STATED GOAL. Could you print every record below exactly as it appears?

[Source records]
● ● ● ● ● ● ●

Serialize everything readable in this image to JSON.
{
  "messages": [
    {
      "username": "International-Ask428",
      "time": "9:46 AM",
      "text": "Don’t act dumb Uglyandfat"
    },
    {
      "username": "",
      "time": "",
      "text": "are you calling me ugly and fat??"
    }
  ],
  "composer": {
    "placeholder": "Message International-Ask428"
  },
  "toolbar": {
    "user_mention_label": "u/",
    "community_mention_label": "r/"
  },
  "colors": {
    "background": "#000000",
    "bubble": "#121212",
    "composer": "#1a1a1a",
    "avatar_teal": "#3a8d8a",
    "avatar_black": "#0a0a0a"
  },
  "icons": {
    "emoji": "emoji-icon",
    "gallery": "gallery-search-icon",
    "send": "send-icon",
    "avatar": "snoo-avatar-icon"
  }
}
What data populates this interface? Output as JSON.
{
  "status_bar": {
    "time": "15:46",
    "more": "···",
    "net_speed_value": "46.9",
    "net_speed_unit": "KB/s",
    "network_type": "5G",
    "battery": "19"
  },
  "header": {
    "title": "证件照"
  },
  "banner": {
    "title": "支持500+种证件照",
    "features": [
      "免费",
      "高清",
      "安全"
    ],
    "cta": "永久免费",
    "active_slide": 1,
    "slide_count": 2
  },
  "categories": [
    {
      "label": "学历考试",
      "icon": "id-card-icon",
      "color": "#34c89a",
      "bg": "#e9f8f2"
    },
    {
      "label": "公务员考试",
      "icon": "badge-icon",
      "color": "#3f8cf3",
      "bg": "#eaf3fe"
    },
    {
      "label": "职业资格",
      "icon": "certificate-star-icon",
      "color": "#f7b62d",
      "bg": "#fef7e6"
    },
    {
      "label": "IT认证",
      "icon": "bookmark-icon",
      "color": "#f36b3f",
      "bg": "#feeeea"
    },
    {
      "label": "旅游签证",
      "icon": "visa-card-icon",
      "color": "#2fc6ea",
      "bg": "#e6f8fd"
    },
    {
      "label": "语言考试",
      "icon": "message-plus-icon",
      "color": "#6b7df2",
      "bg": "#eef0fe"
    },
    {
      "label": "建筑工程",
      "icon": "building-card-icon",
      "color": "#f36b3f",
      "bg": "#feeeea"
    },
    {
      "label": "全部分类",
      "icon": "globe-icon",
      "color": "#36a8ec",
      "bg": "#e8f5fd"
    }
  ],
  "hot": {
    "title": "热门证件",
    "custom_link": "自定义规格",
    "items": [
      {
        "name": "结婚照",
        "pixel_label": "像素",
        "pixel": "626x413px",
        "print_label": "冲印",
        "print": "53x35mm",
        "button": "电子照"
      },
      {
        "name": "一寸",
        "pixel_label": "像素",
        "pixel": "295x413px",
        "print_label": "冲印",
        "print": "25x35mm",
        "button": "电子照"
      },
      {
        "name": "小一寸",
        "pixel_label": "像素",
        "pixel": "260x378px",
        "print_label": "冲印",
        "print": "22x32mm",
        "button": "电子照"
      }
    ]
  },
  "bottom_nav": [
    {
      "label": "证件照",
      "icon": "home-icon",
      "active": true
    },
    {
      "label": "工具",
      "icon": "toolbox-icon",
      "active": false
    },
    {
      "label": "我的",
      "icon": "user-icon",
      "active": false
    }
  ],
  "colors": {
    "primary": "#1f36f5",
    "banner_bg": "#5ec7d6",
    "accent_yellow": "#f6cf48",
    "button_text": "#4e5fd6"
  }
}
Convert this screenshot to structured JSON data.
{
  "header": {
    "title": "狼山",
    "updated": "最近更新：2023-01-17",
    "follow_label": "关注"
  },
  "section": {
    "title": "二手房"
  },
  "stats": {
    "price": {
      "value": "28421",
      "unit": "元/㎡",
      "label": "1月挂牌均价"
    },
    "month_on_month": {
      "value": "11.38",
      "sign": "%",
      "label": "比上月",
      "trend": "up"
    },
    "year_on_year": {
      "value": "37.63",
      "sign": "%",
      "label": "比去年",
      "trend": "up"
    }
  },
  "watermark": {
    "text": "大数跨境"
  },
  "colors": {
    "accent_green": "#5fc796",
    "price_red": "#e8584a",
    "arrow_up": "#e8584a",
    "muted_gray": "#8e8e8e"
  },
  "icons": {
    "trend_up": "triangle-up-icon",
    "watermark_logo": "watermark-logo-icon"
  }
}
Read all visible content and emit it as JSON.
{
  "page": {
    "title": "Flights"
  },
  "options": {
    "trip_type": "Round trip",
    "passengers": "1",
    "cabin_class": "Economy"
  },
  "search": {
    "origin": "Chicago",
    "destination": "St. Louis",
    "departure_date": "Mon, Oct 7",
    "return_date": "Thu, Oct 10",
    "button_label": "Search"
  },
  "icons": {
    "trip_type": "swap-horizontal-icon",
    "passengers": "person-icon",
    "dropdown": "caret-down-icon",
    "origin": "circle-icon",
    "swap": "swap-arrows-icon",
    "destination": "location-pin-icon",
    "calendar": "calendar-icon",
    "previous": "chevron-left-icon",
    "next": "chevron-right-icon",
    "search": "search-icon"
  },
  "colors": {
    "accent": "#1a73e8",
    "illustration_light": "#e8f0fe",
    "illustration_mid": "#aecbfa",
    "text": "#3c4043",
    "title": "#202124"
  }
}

● ● ● ● ● ● ●

FINAL RESULT.
Serialize everything readable in this image to JSON.
{
  "messages": [
    {
      "username": "International-Ask428",
      "time": "9:46 AM",
      "text": "Don’t act dumb Uglyandfat"
    },
    {
      "username": "",
      "time": "",
      "text": "are you calling me ugly and fat??"
    }
  ],
  "composer": {
    "placeholder": "Message International-Ask428"
  },
  "toolbar": {
    "user_mention_label": "u/",
    "community_mention_label": "r/"
  },
  "colors": {
    "background": "#000000",
    "bubble": "#121212",
    "composer": "#1a1a1a",
    "avatar_teal": "#3a8d8a",
    "avatar_black": "#0a0a0a"
  },
  "icons": {
    "emoji": "emoji-icon",
    "gallery": "gallery-search-icon",
    "send": "send-icon",
    "avatar": "snoo-avatar-icon"
  }
}
What data populates this interface? Output as JSON.
{
  "status_bar": {
    "time": "15:46",
    "more": "···",
    "net_speed_value": "46.9",
    "net_speed_unit": "KB/s",
    "network_type": "5G",
    "battery": "19"
  },
  "header": {
    "title": "证件照"
  },
  "banner": {
    "title": "支持500+种证件照",
    "features": [
      "免费",
      "高清",
      "安全"
    ],
    "cta": "永久免费",
    "active_slide": 1,
    "slide_count": 2
  },
  "categories": [
    {
      "label": "学历考试",
      "icon": "id-card-icon",
      "color": "#34c89a",
      "bg": "#e9f8f2"
    },
    {
      "label": "公务员考试",
      "icon": "badge-icon",
      "color": "#3f8cf3",
      "bg": "#eaf3fe"
    },
    {
      "label": "职业资格",
      "icon": "certificate-star-icon",
      "color": "#f7b62d",
      "bg": "#fef7e6"
    },
    {
      "label": "IT认证",
      "icon": "bookmark-icon",
      "color": "#f36b3f",
      "bg": "#feeeea"
    },
    {
      "label": "旅游签证",
      "icon": "visa-card-icon",
      "color": "#2fc6ea",
      "bg": "#e6f8fd"
    },
    {
      "label": "语言考试",
      "icon": "message-plus-icon",
      "color": "#6b7df2",
      "bg": "#eef0fe"
    },
    {
      "label": "建筑工程",
      "icon": "building-card-icon",
      "color": "#f36b3f",
      "bg": "#feeeea"
    },
    {
      "label": "全部分类",
      "icon": "globe-icon",
      "color": "#36a8ec",
      "bg": "#e8f5fd"
    }
  ],
  "hot": {
    "title": "热门证件",
    "custom_link": "自定义规格",
    "items": [
      {
        "name": "结婚照",
        "pixel_label": "像素",
        "pixel": "626x413px",
        "print_label": "冲印",
        "print": "53x35mm",
        "button": "电子照"
      },
      {
        "name": "一寸",
        "pixel_label": "像素",
        "pixel": "295x413px",
        "print_label": "冲印",
        "print": "25x35mm",
        "button": "电子照"
      },
      {
        "name": "小一寸",
        "pixel_label": "像素",
        "pixel": "260x378px",
        "print_label": "冲印",
        "print": "22x32mm",
        "button": "电子照"
      }
    ]
  },
  "bottom_nav": [
    {
      "label": "证件照",
      "icon": "home-icon",
      "active": true
    },
    {
      "label": "工具",
      "icon": "toolbox-icon",
      "active": false
    },
    {
      "label": "我的",
      "icon": "user-icon",
      "active": false
    }
  ],
  "colors": {
    "primary": "#1f36f5",
    "banner_bg": "#5ec7d6",
    "accent_yellow": "#f6cf48",
    "button_text": "#4e5fd6"
  }
}
Convert this screenshot to structured JSON data.
{
  "header": {
    "title": "狼山",
    "updated": "最近更新：2023-01-17",
    "follow_label": "关注"
  },
  "section": {
    "title": "二手房"
  },
  "stats": {
    "price": {
      "value": "28421",
      "unit": "元/㎡",
      "label": "1月挂牌均价"
    },
    "month_on_month": {
      "value": "11.38",
      "sign": "%",
      "label": "比上月",
      "trend": "up"
    },
    "year_on_year": {
      "value": "37.63",
      "sign": "%",
      "label": "比去年",
      "trend": "up"
    }
  },
  "watermark": {
    "text": "大数跨境"
  },
  "colors": {
    "accent_green": "#5fc796",
    "price_red": "#e8584a",
    "arrow_up": "#e8584a",
    "muted_gray": "#8e8e8e"
  },
  "icons": {
    "trend_up": "triangle-up-icon",
    "watermark_logo": "watermark-logo-icon"
  }
}
Read all visible content and emit it as JSON.
{
  "page": {
    "title": "Flights"
  },
  "options": {
    "trip_type": "Round trip",
    "passengers": "1",
    "cabin_class": "Economy"
  },
  "search": {
    "origin": "Chicago",
    "destination": "St. Louis",
    "departure_date": "Mon, Oct 7",
    "return_date": "Thu, Oct 10",
    "button_label": "Search"
  },
  "icons": {
    "trip_type": "swap-horizontal-icon",
    "passengers": "person-icon",
    "dropdown": "caret-down-icon",
    "origin": "circle-icon",
    "swap": "swap-arrows-icon",
    "destination": "location-pin-icon",
    "calendar": "calendar-icon",
    "previous": "chevron-left-icon",
    "next": "chevron-right-icon",
    "search": "search-icon"
  },
  "colors": {
    "accent": "#1a73e8",
    "illustration_light": "#e8f0fe",
    "illustration_mid": "#aecbfa",
    "text": "#3c4043",
    "title": "#202124"
  }
}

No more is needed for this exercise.